# Start of MATERIAL FOR THIS TASK
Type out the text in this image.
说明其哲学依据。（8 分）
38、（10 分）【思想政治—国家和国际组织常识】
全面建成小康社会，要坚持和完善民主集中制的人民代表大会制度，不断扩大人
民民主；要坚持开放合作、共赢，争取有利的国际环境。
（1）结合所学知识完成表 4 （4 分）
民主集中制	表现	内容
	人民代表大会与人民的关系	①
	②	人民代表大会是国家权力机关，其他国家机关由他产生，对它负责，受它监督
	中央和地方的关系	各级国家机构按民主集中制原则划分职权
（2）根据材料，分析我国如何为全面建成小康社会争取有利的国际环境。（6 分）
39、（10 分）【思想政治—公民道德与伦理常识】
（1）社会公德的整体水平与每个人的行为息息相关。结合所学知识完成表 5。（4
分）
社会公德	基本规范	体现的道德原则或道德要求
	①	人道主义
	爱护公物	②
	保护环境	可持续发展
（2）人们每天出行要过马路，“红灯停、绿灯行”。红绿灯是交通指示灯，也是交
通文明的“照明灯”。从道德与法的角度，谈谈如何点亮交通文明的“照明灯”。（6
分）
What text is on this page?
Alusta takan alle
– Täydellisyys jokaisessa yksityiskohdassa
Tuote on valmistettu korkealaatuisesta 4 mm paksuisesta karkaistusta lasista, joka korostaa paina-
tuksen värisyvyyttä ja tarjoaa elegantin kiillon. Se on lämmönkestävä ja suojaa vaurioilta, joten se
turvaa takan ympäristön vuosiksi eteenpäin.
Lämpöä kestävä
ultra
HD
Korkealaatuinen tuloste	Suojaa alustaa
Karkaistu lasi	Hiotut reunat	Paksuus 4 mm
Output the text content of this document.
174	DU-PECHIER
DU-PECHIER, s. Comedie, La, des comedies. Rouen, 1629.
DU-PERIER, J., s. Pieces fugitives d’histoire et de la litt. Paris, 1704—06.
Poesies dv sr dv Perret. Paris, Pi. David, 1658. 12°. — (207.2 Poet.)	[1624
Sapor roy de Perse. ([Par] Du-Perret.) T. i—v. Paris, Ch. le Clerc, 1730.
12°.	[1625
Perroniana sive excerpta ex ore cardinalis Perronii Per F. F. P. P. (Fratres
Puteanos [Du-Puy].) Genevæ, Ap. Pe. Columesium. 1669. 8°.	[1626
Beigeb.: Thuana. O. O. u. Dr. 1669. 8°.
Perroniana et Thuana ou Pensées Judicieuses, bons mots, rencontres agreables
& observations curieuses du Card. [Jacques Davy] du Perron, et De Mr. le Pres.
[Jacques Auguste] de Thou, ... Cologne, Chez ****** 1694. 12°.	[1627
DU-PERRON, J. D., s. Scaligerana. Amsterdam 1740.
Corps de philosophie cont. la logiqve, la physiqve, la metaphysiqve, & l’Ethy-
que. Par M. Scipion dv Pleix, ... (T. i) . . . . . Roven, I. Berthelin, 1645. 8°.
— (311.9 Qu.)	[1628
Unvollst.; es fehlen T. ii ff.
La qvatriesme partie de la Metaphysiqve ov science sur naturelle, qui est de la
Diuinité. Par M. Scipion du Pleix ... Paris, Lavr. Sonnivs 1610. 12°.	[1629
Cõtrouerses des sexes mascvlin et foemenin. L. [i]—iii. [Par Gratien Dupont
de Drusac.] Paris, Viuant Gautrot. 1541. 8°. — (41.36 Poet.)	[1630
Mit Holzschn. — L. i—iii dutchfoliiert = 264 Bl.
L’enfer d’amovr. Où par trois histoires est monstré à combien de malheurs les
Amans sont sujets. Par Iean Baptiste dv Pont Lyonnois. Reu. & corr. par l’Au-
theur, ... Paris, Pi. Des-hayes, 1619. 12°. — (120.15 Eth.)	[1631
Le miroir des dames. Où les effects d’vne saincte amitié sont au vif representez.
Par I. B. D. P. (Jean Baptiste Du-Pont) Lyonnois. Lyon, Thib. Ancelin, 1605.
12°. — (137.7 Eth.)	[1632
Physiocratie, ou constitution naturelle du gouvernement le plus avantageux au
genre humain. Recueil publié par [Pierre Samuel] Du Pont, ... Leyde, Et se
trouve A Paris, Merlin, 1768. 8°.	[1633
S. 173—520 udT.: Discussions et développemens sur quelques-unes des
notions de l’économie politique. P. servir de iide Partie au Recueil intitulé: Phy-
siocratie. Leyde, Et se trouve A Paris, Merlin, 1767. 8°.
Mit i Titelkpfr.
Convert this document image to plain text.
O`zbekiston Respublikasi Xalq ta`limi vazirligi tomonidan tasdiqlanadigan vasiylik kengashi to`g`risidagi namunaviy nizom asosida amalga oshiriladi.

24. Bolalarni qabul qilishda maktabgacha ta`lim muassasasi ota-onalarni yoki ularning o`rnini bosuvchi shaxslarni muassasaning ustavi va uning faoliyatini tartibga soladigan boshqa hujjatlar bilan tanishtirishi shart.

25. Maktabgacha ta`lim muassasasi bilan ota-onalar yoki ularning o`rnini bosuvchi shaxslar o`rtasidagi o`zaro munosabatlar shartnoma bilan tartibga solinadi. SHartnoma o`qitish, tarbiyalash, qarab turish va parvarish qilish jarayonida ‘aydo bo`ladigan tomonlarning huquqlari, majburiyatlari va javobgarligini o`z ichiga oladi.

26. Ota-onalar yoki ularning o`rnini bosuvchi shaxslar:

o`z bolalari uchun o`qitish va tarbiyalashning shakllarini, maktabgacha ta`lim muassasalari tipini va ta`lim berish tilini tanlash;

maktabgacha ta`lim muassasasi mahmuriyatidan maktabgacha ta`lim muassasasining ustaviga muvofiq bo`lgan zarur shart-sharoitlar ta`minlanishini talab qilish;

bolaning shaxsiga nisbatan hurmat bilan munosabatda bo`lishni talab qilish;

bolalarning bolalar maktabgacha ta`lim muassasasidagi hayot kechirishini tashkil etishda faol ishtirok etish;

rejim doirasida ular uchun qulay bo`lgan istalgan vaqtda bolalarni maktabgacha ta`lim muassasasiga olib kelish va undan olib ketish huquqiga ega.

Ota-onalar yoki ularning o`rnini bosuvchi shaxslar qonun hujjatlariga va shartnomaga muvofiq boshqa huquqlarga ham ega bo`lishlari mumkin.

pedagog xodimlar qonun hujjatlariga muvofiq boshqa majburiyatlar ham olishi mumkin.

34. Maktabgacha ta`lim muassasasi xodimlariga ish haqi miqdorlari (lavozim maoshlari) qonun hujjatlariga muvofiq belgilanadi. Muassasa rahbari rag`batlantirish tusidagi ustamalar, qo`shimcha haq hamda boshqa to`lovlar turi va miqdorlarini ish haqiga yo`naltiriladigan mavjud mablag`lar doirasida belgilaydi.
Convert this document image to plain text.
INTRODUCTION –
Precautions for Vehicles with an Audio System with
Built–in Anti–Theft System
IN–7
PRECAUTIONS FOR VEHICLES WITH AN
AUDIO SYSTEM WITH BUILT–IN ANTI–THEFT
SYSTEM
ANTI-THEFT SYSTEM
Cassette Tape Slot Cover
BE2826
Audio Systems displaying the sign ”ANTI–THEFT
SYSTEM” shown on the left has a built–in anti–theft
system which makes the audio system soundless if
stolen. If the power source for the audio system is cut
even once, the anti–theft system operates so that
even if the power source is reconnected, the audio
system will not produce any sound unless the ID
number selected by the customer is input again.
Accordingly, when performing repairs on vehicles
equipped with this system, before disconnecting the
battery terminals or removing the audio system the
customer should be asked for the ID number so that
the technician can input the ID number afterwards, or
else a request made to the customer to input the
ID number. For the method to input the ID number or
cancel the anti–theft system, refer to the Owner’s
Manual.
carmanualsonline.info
# End of MATERIAL FOR THIS TASK
> **TASK REQUIREMENTS**
The listing above must be transcribed exactly, line by line.

> **RESULT FOR THIS EXERCISE**
Type out the text in this image.
说明其哲学依据。（8 分）
38、（10 分）【思想政治—国家和国际组织常识】
全面建成小康社会，要坚持和完善民主集中制的人民代表大会制度，不断扩大人
民民主；要坚持开放合作、共赢，争取有利的国际环境。
（1）结合所学知识完成表 4 （4 分）
民主集中制	表现	内容
	人民代表大会与人民的关系	①
	②	人民代表大会是国家权力机关，其他国家机关由他产生，对它负责，受它监督
	中央和地方的关系	各级国家机构按民主集中制原则划分职权
（2）根据材料，分析我国如何为全面建成小康社会争取有利的国际环境。（6 分）
39、（10 分）【思想政治—公民道德与伦理常识】
（1）社会公德的整体水平与每个人的行为息息相关。结合所学知识完成表 5。（4
分）
社会公德	基本规范	体现的道德原则或道德要求
	①	人道主义
	爱护公物	②
	保护环境	可持续发展
（2）人们每天出行要过马路，“红灯停、绿灯行”。红绿灯是交通指示灯，也是交
通文明的“照明灯”。从道德与法的角度，谈谈如何点亮交通文明的“照明灯”。（6
分）
What text is on this page?
Alusta takan alle
– Täydellisyys jokaisessa yksityiskohdassa
Tuote on valmistettu korkealaatuisesta 4 mm paksuisesta karkaistusta lasista, joka korostaa paina-
tuksen värisyvyyttä ja tarjoaa elegantin kiillon. Se on lämmönkestävä ja suojaa vaurioilta, joten se
turvaa takan ympäristön vuosiksi eteenpäin.
Lämpöä kestävä
ultra
HD
Korkealaatuinen tuloste	Suojaa alustaa
Karkaistu lasi	Hiotut reunat	Paksuus 4 mm
Output the text content of this document.
174	DU-PECHIER
DU-PECHIER, s. Comedie, La, des comedies. Rouen, 1629.
DU-PERIER, J., s. Pieces fugitives d’histoire et de la litt. Paris, 1704—06.
Poesies dv sr dv Perret. Paris, Pi. David, 1658. 12°. — (207.2 Poet.)	[1624
Sapor roy de Perse. ([Par] Du-Perret.) T. i—v. Paris, Ch. le Clerc, 1730.
12°.	[1625
Perroniana sive excerpta ex ore cardinalis Perronii Per F. F. P. P. (Fratres
Puteanos [Du-Puy].) Genevæ, Ap. Pe. Columesium. 1669. 8°.	[1626
Beigeb.: Thuana. O. O. u. Dr. 1669. 8°.
Perroniana et Thuana ou Pensées Judicieuses, bons mots, rencontres agreables
& observations curieuses du Card. [Jacques Davy] du Perron, et De Mr. le Pres.
[Jacques Auguste] de Thou, ... Cologne, Chez ****** 1694. 12°.	[1627
DU-PERRON, J. D., s. Scaligerana. Amsterdam 1740.
Corps de philosophie cont. la logiqve, la physiqve, la metaphysiqve, & l’Ethy-
que. Par M. Scipion dv Pleix, ... (T. i) . . . . . Roven, I. Berthelin, 1645. 8°.
— (311.9 Qu.)	[1628
Unvollst.; es fehlen T. ii ff.
La qvatriesme partie de la Metaphysiqve ov science sur naturelle, qui est de la
Diuinité. Par M. Scipion du Pleix ... Paris, Lavr. Sonnivs 1610. 12°.	[1629
Cõtrouerses des sexes mascvlin et foemenin. L. [i]—iii. [Par Gratien Dupont
de Drusac.] Paris, Viuant Gautrot. 1541. 8°. — (41.36 Poet.)	[1630
Mit Holzschn. — L. i—iii dutchfoliiert = 264 Bl.
L’enfer d’amovr. Où par trois histoires est monstré à combien de malheurs les
Amans sont sujets. Par Iean Baptiste dv Pont Lyonnois. Reu. & corr. par l’Au-
theur, ... Paris, Pi. Des-hayes, 1619. 12°. — (120.15 Eth.)	[1631
Le miroir des dames. Où les effects d’vne saincte amitié sont au vif representez.
Par I. B. D. P. (Jean Baptiste Du-Pont) Lyonnois. Lyon, Thib. Ancelin, 1605.
12°. — (137.7 Eth.)	[1632
Physiocratie, ou constitution naturelle du gouvernement le plus avantageux au
genre humain. Recueil publié par [Pierre Samuel] Du Pont, ... Leyde, Et se
trouve A Paris, Merlin, 1768. 8°.	[1633
S. 173—520 udT.: Discussions et développemens sur quelques-unes des
notions de l’économie politique. P. servir de iide Partie au Recueil intitulé: Phy-
siocratie. Leyde, Et se trouve A Paris, Merlin, 1767. 8°.
Mit i Titelkpfr.
Convert this document image to plain text.
O`zbekiston Respublikasi Xalq ta`limi vazirligi tomonidan tasdiqlanadigan vasiylik kengashi to`g`risidagi namunaviy nizom asosida amalga oshiriladi.

24. Bolalarni qabul qilishda maktabgacha ta`lim muassasasi ota-onalarni yoki ularning o`rnini bosuvchi shaxslarni muassasaning ustavi va uning faoliyatini tartibga soladigan boshqa hujjatlar bilan tanishtirishi shart.

25. Maktabgacha ta`lim muassasasi bilan ota-onalar yoki ularning o`rnini bosuvchi shaxslar o`rtasidagi o`zaro munosabatlar shartnoma bilan tartibga solinadi. SHartnoma o`qitish, tarbiyalash, qarab turish va parvarish qilish jarayonida ‘aydo bo`ladigan tomonlarning huquqlari, majburiyatlari va javobgarligini o`z ichiga oladi.

26. Ota-onalar yoki ularning o`rnini bosuvchi shaxslar:

o`z bolalari uchun o`qitish va tarbiyalashning shakllarini, maktabgacha ta`lim muassasalari tipini va ta`lim berish tilini tanlash;

maktabgacha ta`lim muassasasi mahmuriyatidan maktabgacha ta`lim muassasasining ustaviga muvofiq bo`lgan zarur shart-sharoitlar ta`minlanishini talab qilish;

bolaning shaxsiga nisbatan hurmat bilan munosabatda bo`lishni talab qilish;

bolalarning bolalar maktabgacha ta`lim muassasasidagi hayot kechirishini tashkil etishda faol ishtirok etish;

rejim doirasida ular uchun qulay bo`lgan istalgan vaqtda bolalarni maktabgacha ta`lim muassasasiga olib kelish va undan olib ketish huquqiga ega.

Ota-onalar yoki ularning o`rnini bosuvchi shaxslar qonun hujjatlariga va shartnomaga muvofiq boshqa huquqlarga ham ega bo`lishlari mumkin.

pedagog xodimlar qonun hujjatlariga muvofiq boshqa majburiyatlar ham olishi mumkin.

34. Maktabgacha ta`lim muassasasi xodimlariga ish haqi miqdorlari (lavozim maoshlari) qonun hujjatlariga muvofiq belgilanadi. Muassasa rahbari rag`batlantirish tusidagi ustamalar, qo`shimcha haq hamda boshqa to`lovlar turi va miqdorlarini ish haqiga yo`naltiriladigan mavjud mablag`lar doirasida belgilaydi.
Convert this document image to plain text.
INTRODUCTION –
Precautions for Vehicles with an Audio System with
Built–in Anti–Theft System
IN–7
PRECAUTIONS FOR VEHICLES WITH AN
AUDIO SYSTEM WITH BUILT–IN ANTI–THEFT
SYSTEM
ANTI-THEFT SYSTEM
Cassette Tape Slot Cover
BE2826
Audio Systems displaying the sign ”ANTI–THEFT
SYSTEM” shown on the left has a built–in anti–theft
system which makes the audio system soundless if
stolen. If the power source for the audio system is cut
even once, the anti–theft system operates so that
even if the power source is reconnected, the audio
system will not produce any sound unless the ID
number selected by the customer is input again.
Accordingly, when performing repairs on vehicles
equipped with this system, before disconnecting the
battery terminals or removing the audio system the
customer should be asked for the ID number so that
the technician can input the ID number afterwards, or
else a request made to the customer to input the
ID number. For the method to input the ID number or
cancel the anti–theft system, refer to the Owner’s
Manual.
carmanualsonline.info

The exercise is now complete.